#### Required work:
Give the data below again, word for word.

☆ ☆ ☆

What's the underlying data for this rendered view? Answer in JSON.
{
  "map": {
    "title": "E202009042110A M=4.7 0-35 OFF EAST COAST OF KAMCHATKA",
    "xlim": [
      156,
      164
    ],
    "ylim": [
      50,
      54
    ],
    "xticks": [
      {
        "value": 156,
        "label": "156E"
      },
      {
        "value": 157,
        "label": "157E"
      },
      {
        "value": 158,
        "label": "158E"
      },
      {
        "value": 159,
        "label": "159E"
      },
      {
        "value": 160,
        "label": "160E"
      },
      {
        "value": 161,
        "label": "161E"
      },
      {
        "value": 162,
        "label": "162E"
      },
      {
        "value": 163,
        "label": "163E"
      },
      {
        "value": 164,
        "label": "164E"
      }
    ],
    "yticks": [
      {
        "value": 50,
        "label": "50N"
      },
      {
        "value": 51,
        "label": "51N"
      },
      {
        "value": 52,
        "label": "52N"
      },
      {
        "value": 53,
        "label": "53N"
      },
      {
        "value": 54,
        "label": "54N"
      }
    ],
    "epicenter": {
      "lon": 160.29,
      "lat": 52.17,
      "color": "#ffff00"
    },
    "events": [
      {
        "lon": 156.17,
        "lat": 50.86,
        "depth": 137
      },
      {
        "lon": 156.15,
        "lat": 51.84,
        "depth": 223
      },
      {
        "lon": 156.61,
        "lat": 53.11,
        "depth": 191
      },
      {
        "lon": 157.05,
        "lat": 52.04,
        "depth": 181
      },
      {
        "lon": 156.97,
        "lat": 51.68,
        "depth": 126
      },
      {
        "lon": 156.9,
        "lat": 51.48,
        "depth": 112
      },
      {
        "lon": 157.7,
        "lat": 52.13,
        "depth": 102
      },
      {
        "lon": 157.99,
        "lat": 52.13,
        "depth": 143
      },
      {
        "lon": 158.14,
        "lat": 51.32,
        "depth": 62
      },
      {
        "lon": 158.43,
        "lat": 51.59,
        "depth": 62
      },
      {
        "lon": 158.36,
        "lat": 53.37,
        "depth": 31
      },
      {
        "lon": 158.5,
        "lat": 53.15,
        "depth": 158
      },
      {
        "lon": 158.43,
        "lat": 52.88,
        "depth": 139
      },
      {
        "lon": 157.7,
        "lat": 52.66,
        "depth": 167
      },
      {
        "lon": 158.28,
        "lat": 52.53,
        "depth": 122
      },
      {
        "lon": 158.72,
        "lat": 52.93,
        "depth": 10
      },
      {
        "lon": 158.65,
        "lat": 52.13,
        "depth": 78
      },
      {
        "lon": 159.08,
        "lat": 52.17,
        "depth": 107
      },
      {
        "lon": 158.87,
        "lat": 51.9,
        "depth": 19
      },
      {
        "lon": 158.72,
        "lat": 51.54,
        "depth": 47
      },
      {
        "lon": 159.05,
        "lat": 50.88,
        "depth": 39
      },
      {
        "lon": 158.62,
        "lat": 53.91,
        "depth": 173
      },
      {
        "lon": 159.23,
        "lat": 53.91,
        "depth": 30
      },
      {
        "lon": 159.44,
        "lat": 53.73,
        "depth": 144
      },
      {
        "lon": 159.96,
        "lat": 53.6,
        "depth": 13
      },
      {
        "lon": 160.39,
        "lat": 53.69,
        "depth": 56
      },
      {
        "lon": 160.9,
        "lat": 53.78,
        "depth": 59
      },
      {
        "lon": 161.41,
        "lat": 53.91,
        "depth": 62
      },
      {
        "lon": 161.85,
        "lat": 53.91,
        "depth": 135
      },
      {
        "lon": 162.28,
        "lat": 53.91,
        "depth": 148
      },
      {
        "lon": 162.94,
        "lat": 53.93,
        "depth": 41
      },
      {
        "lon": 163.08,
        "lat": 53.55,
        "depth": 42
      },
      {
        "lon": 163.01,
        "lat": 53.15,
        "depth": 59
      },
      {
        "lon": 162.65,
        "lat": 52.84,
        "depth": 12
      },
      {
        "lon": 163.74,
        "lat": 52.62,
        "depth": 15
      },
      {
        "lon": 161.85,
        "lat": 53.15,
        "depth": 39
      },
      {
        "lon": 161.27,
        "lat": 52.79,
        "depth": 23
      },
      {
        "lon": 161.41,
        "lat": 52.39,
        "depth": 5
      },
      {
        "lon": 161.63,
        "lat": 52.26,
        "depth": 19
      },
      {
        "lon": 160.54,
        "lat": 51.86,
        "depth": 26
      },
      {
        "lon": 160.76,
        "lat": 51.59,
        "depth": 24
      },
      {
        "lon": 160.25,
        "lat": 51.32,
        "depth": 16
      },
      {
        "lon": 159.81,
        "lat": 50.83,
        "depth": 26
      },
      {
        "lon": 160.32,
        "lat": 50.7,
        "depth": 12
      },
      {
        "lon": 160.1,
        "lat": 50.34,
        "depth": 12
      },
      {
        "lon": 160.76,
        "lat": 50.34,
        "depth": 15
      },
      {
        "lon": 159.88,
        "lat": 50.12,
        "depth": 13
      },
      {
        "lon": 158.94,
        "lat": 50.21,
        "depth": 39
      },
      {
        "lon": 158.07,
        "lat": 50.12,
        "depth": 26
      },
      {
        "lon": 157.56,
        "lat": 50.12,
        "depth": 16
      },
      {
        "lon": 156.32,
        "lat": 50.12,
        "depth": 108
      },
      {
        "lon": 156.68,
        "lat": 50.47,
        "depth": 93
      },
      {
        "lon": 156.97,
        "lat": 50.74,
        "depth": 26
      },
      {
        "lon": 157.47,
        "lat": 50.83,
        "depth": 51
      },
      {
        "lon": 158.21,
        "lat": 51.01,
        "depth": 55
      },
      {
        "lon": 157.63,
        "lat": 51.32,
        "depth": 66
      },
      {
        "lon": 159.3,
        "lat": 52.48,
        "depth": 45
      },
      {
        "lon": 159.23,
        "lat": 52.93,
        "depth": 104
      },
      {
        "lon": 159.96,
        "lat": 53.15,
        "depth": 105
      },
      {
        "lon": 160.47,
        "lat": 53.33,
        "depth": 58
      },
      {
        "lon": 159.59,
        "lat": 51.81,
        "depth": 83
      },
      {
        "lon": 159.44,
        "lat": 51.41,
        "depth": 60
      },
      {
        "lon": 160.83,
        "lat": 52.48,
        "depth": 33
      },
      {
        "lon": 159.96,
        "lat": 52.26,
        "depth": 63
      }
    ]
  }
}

☆ ☆ ☆

#### Exercise solution:
What's the underlying data for this rendered view? Answer in JSON.
{
  "map": {
    "title": "E202009042110A M=4.7 0-35 OFF EAST COAST OF KAMCHATKA",
    "xlim": [
      156,
      164
    ],
    "ylim": [
      50,
      54
    ],
    "xticks": [
      {
        "value": 156,
        "label": "156E"
      },
      {
        "value": 157,
        "label": "157E"
      },
      {
        "value": 158,
        "label": "158E"
      },
      {
        "value": 159,
        "label": "159E"
      },
      {
        "value": 160,
        "label": "160E"
      },
      {
        "value": 161,
        "label": "161E"
      },
      {
        "value": 162,
        "label": "162E"
      },
      {
        "value": 163,
        "label": "163E"
      },
      {
        "value": 164,
        "label": "164E"
      }
    ],
    "yticks": [
      {
        "value": 50,
        "label": "50N"
      },
      {
        "value": 51,
        "label": "51N"
      },
      {
        "value": 52,
        "label": "52N"
      },
      {
        "value": 53,
        "label": "53N"
      },
      {
        "value": 54,
        "label": "54N"
      }
    ],
    "epicenter": {
      "lon": 160.29,
      "lat": 52.17,
      "color": "#ffff00"
    },
    "events": [
      {
        "lon": 156.17,
        "lat": 50.86,
        "depth": 137
      },
      {
        "lon": 156.15,
        "lat": 51.84,
        "depth": 223
      },
      {
        "lon": 156.61,
        "lat": 53.11,
        "depth": 191
      },
      {
        "lon": 157.05,
        "lat": 52.04,
        "depth": 181
      },
      {
        "lon": 156.97,
        "lat": 51.68,
        "depth": 126
      },
      {
        "lon": 156.9,
        "lat": 51.48,
        "depth": 112
      },
      {
        "lon": 157.7,
        "lat": 52.13,
        "depth": 102
      },
      {
        "lon": 157.99,
        "lat": 52.13,
        "depth": 143
      },
      {
        "lon": 158.14,
        "lat": 51.32,
        "depth": 62
      },
      {
        "lon": 158.43,
        "lat": 51.59,
        "depth": 62
      },
      {
        "lon": 158.36,
        "lat": 53.37,
        "depth": 31
      },
      {
        "lon": 158.5,
        "lat": 53.15,
        "depth": 158
      },
      {
        "lon": 158.43,
        "lat": 52.88,
        "depth": 139
      },
      {
        "lon": 157.7,
        "lat": 52.66,
        "depth": 167
      },
      {
        "lon": 158.28,
        "lat": 52.53,
        "depth": 122
      },
      {
        "lon": 158.72,
        "lat": 52.93,
        "depth": 10
      },
      {
        "lon": 158.65,
        "lat": 52.13,
        "depth": 78
      },
      {
        "lon": 159.08,
        "lat": 52.17,
        "depth": 107
      },
      {
        "lon": 158.87,
        "lat": 51.9,
        "depth": 19
      },
      {
        "lon": 158.72,
        "lat": 51.54,
        "depth": 47
      },
      {
        "lon": 159.05,
        "lat": 50.88,
        "depth": 39
      },
      {
        "lon": 158.62,
        "lat": 53.91,
        "depth": 173
      },
      {
        "lon": 159.23,
        "lat": 53.91,
        "depth": 30
      },
      {
        "lon": 159.44,
        "lat": 53.73,
        "depth": 144
      },
      {
        "lon": 159.96,
        "lat": 53.6,
        "depth": 13
      },
      {
        "lon": 160.39,
        "lat": 53.69,
        "depth": 56
      },
      {
        "lon": 160.9,
        "lat": 53.78,
        "depth": 59
      },
      {
        "lon": 161.41,
        "lat": 53.91,
        "depth": 62
      },
      {
        "lon": 161.85,
        "lat": 53.91,
        "depth": 135
      },
      {
        "lon": 162.28,
        "lat": 53.91,
        "depth": 148
      },
      {
        "lon": 162.94,
        "lat": 53.93,
        "depth": 41
      },
      {
        "lon": 163.08,
        "lat": 53.55,
        "depth": 42
      },
      {
        "lon": 163.01,
        "lat": 53.15,
        "depth": 59
      },
      {
        "lon": 162.65,
        "lat": 52.84,
        "depth": 12
      },
      {
        "lon": 163.74,
        "lat": 52.62,
        "depth": 15
      },
      {
        "lon": 161.85,
        "lat": 53.15,
        "depth": 39
      },
      {
        "lon": 161.27,
        "lat": 52.79,
        "depth": 23
      },
      {
        "lon": 161.41,
        "lat": 52.39,
        "depth": 5
      },
      {
        "lon": 161.63,
        "lat": 52.26,
        "depth": 19
      },
      {
        "lon": 160.54,
        "lat": 51.86,
        "depth": 26
      },
      {
        "lon": 160.76,
        "lat": 51.59,
        "depth": 24
      },
      {
        "lon": 160.25,
        "lat": 51.32,
        "depth": 16
      },
      {
        "lon": 159.81,
        "lat": 50.83,
        "depth": 26
      },
      {
        "lon": 160.32,
        "lat": 50.7,
        "depth": 12
      },
      {
        "lon": 160.1,
        "lat": 50.34,
        "depth": 12
      },
      {
        "lon": 160.76,
        "lat": 50.34,
        "depth": 15
      },
      {
        "lon": 159.88,
        "lat": 50.12,
        "depth": 13
      },
      {
        "lon": 158.94,
        "lat": 50.21,
        "depth": 39
      },
      {
        "lon": 158.07,
        "lat": 50.12,
        "depth": 26
      },
      {
        "lon": 157.56,
        "lat": 50.12,
        "depth": 16
      },
      {
        "lon": 156.32,
        "lat": 50.12,
        "depth": 108
      },
      {
        "lon": 156.68,
        "lat": 50.47,
        "depth": 93
      },
      {
        "lon": 156.97,
        "lat": 50.74,
        "depth": 26
      },
      {
        "lon": 157.47,
        "lat": 50.83,
        "depth": 51
      },
      {
        "lon": 158.21,
        "lat": 51.01,
        "depth": 55
      },
      {
        "lon": 157.63,
        "lat": 51.32,
        "depth": 66
      },
      {
        "lon": 159.3,
        "lat": 52.48,
        "depth": 45
      },
      {
        "lon": 159.23,
        "lat": 52.93,
        "depth": 104
      },
      {
        "lon": 159.96,
        "lat": 53.15,
        "depth": 105
      },
      {
        "lon": 160.47,
        "lat": 53.33,
        "depth": 58
      },
      {
        "lon": 159.59,
        "lat": 51.81,
        "depth": 83
      },
      {
        "lon": 159.44,
        "lat": 51.41,
        "depth": 60
      },
      {
        "lon": 160.83,
        "lat": 52.48,
        "depth": 33
      },
      {
        "lon": 159.96,
        "lat": 52.26,
        "depth": 63
      }
    ]
  }
}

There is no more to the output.